Task instructions: Every entry below should be printed exactly, without its images.

Material provided:
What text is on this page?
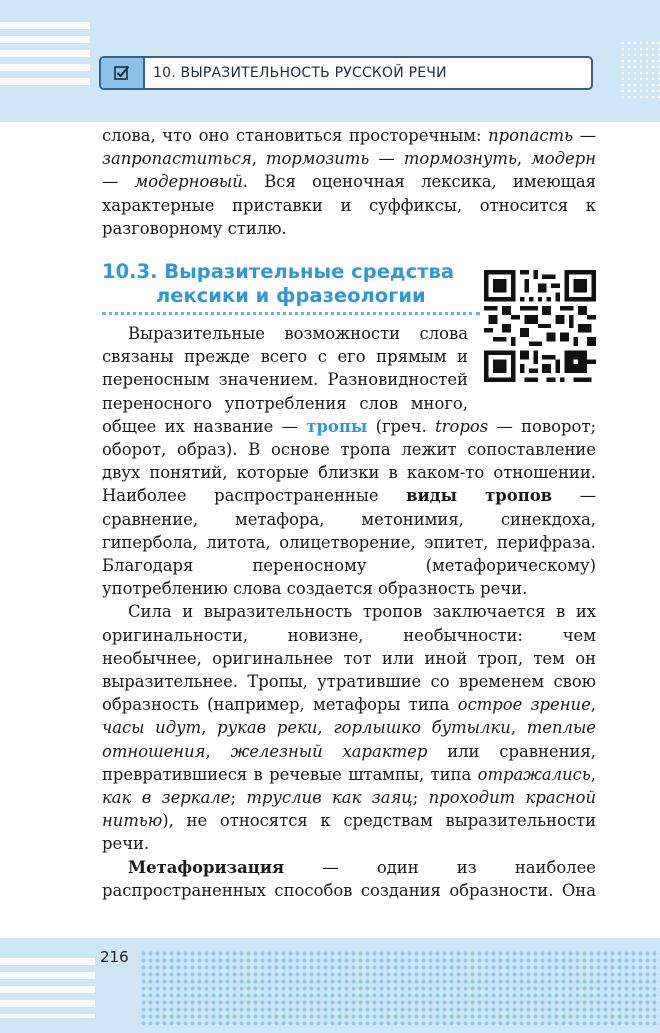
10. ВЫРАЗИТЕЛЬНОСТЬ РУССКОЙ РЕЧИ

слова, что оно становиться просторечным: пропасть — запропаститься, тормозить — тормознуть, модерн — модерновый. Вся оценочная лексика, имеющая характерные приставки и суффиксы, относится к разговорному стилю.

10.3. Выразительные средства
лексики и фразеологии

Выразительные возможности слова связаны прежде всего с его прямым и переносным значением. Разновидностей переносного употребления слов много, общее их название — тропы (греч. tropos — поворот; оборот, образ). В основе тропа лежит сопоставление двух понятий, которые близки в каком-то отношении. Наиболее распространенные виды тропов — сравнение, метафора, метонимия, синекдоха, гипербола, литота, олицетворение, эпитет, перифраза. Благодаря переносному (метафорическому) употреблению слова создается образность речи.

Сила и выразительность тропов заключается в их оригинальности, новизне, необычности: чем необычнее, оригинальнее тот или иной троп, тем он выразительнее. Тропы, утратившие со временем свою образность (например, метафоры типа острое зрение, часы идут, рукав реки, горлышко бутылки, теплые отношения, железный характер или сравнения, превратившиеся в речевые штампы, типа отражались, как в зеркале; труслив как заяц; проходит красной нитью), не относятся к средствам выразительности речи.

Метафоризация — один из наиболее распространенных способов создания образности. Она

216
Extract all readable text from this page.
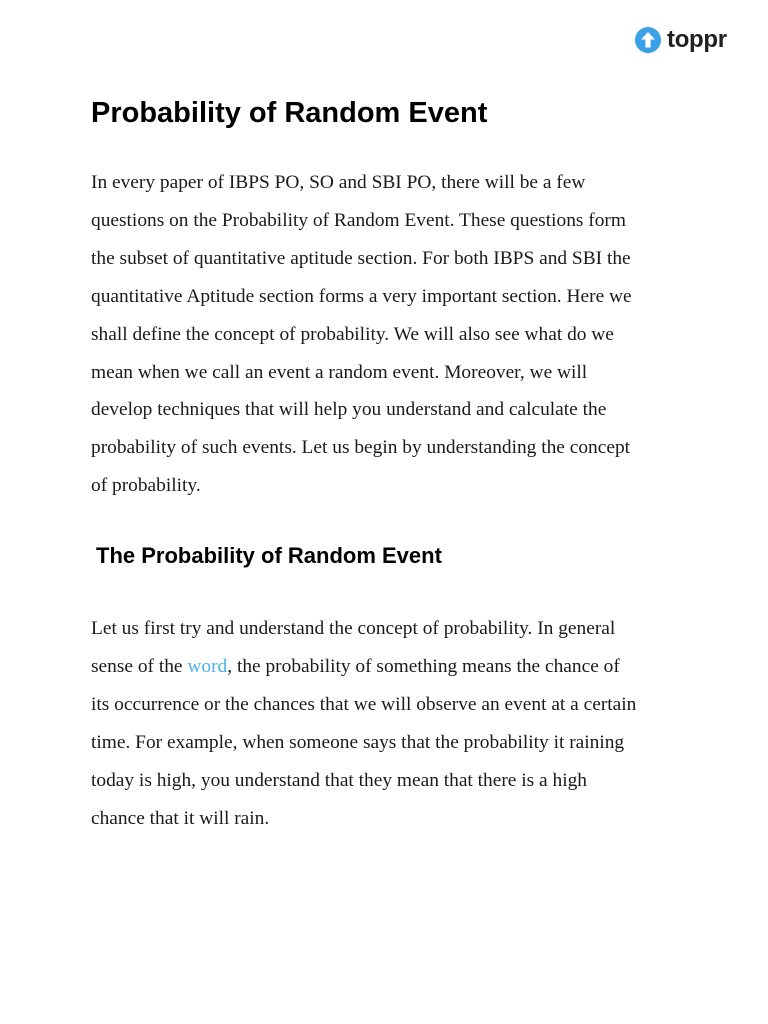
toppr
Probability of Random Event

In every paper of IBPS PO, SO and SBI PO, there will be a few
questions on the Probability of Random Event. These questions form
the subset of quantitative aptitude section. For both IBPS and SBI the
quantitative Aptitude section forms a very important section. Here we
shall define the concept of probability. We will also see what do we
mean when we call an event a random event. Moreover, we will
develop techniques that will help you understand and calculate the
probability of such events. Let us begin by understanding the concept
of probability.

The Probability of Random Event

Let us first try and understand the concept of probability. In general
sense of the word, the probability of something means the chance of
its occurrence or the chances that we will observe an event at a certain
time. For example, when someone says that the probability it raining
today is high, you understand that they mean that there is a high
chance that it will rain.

Written solution:
What text is on this page?
10. ВЫРАЗИТЕЛЬНОСТЬ РУССКОЙ РЕЧИ

слова, что оно становиться просторечным: пропасть — запропаститься, тормозить — тормознуть, модерн — модерновый. Вся оценочная лексика, имеющая характерные приставки и суффиксы, относится к разговорному стилю.

10.3. Выразительные средства
лексики и фразеологии

Выразительные возможности слова связаны прежде всего с его прямым и переносным значением. Разновидностей переносного употребления слов много, общее их название — тропы (греч. tropos — поворот; оборот, образ). В основе тропа лежит сопоставление двух понятий, которые близки в каком-то отношении. Наиболее распространенные виды тропов — сравнение, метафора, метонимия, синекдоха, гипербола, литота, олицетворение, эпитет, перифраза. Благодаря переносному (метафорическому) употреблению слова создается образность речи.

Сила и выразительность тропов заключается в их оригинальности, новизне, необычности: чем необычнее, оригинальнее тот или иной троп, тем он выразительнее. Тропы, утратившие со временем свою образность (например, метафоры типа острое зрение, часы идут, рукав реки, горлышко бутылки, теплые отношения, железный характер или сравнения, превратившиеся в речевые штампы, типа отражались, как в зеркале; труслив как заяц; проходит красной нитью), не относятся к средствам выразительности речи.

Метафоризация — один из наиболее распространенных способов создания образности. Она

216
Extract all readable text from this page.
toppr
Probability of Random Event

In every paper of IBPS PO, SO and SBI PO, there will be a few
questions on the Probability of Random Event. These questions form
the subset of quantitative aptitude section. For both IBPS and SBI the
quantitative Aptitude section forms a very important section. Here we
shall define the concept of probability. We will also see what do we
mean when we call an event a random event. Moreover, we will
develop techniques that will help you understand and calculate the
probability of such events. Let us begin by understanding the concept
of probability.

The Probability of Random Event

Let us first try and understand the concept of probability. In general
sense of the word, the probability of something means the chance of
its occurrence or the chances that we will observe an event at a certain
time. For example, when someone says that the probability it raining
today is high, you understand that they mean that there is a high
chance that it will rain.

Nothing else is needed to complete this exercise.